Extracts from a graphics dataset
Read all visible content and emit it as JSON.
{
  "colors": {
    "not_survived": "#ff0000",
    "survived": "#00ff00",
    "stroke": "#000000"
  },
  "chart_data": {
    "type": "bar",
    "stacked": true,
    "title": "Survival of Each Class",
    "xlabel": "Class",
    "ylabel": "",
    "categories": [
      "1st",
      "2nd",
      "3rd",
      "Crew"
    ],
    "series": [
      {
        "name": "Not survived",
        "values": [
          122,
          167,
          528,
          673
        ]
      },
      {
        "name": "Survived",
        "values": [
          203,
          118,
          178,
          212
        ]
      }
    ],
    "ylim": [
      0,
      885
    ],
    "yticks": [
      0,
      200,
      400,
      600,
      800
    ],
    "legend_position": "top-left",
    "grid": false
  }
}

TASK DIRECTIONS ▸ Print the listing above in full, exactly as it is.

ANSWER TO THE TASK ▸
Read all visible content and emit it as JSON.
{
  "colors": {
    "not_survived": "#ff0000",
    "survived": "#00ff00",
    "stroke": "#000000"
  },
  "chart_data": {
    "type": "bar",
    "stacked": true,
    "title": "Survival of Each Class",
    "xlabel": "Class",
    "ylabel": "",
    "categories": [
      "1st",
      "2nd",
      "3rd",
      "Crew"
    ],
    "series": [
      {
        "name": "Not survived",
        "values": [
          122,
          167,
          528,
          673
        ]
      },
      {
        "name": "Survived",
        "values": [
          203,
          118,
          178,
          212
        ]
      }
    ],
    "ylim": [
      0,
      885
    ],
    "yticks": [
      0,
      200,
      400,
      600,
      800
    ],
    "legend_position": "top-left",
    "grid": false
  }
}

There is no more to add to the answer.